### Problem
Transcribe every line, keeping it exact.

### Input for this task
——————
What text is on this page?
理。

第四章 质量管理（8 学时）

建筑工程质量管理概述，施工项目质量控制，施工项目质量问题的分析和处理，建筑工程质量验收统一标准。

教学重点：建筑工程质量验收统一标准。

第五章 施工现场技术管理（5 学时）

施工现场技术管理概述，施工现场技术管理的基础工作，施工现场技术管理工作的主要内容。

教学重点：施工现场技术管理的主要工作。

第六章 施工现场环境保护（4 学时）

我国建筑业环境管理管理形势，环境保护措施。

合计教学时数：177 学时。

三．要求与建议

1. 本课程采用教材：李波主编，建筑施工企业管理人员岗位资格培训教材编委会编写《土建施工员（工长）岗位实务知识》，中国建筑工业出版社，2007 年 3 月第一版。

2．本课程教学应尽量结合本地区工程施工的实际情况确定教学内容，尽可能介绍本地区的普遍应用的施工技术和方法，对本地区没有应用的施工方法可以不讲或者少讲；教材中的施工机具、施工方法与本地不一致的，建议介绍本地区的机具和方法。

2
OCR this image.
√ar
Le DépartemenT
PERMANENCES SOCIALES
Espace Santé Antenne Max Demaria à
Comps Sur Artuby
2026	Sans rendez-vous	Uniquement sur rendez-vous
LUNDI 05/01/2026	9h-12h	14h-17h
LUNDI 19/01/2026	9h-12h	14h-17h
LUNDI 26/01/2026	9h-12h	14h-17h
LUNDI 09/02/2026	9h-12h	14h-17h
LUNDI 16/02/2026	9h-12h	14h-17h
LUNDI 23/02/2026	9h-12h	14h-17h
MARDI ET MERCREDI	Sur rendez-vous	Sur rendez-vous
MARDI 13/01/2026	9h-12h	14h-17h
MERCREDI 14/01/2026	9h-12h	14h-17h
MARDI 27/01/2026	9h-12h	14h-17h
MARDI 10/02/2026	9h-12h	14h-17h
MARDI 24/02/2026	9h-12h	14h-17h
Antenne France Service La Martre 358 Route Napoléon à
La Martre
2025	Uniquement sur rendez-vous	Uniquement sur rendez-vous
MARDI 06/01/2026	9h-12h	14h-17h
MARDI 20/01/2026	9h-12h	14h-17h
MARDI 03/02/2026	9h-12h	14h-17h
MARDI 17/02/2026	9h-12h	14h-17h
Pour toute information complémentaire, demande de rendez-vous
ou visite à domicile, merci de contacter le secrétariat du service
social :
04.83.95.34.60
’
——————
### The output
What text is on this page?
理。

第四章 质量管理（8 学时）

建筑工程质量管理概述，施工项目质量控制，施工项目质量问题的分析和处理，建筑工程质量验收统一标准。

教学重点：建筑工程质量验收统一标准。

第五章 施工现场技术管理（5 学时）

施工现场技术管理概述，施工现场技术管理的基础工作，施工现场技术管理工作的主要内容。

教学重点：施工现场技术管理的主要工作。

第六章 施工现场环境保护（4 学时）

我国建筑业环境管理管理形势，环境保护措施。

合计教学时数：177 学时。

三．要求与建议

1. 本课程采用教材：李波主编，建筑施工企业管理人员岗位资格培训教材编委会编写《土建施工员（工长）岗位实务知识》，中国建筑工业出版社，2007 年 3 月第一版。

2．本课程教学应尽量结合本地区工程施工的实际情况确定教学内容，尽可能介绍本地区的普遍应用的施工技术和方法，对本地区没有应用的施工方法可以不讲或者少讲；教材中的施工机具、施工方法与本地不一致的，建议介绍本地区的机具和方法。

2
OCR this image.
√ar
Le DépartemenT
PERMANENCES SOCIALES
Espace Santé Antenne Max Demaria à
Comps Sur Artuby
2026	Sans rendez-vous	Uniquement sur rendez-vous
LUNDI 05/01/2026	9h-12h	14h-17h
LUNDI 19/01/2026	9h-12h	14h-17h
LUNDI 26/01/2026	9h-12h	14h-17h
LUNDI 09/02/2026	9h-12h	14h-17h
LUNDI 16/02/2026	9h-12h	14h-17h
LUNDI 23/02/2026	9h-12h	14h-17h
MARDI ET MERCREDI	Sur rendez-vous	Sur rendez-vous
MARDI 13/01/2026	9h-12h	14h-17h
MERCREDI 14/01/2026	9h-12h	14h-17h
MARDI 27/01/2026	9h-12h	14h-17h
MARDI 10/02/2026	9h-12h	14h-17h
MARDI 24/02/2026	9h-12h	14h-17h
Antenne France Service La Martre 358 Route Napoléon à
La Martre
2025	Uniquement sur rendez-vous	Uniquement sur rendez-vous
MARDI 06/01/2026	9h-12h	14h-17h
MARDI 20/01/2026	9h-12h	14h-17h
MARDI 03/02/2026	9h-12h	14h-17h
MARDI 17/02/2026	9h-12h	14h-17h
Pour toute information complémentaire, demande de rendez-vous
ou visite à domicile, merci de contacter le secrétariat du service
social :
04.83.95.34.60
’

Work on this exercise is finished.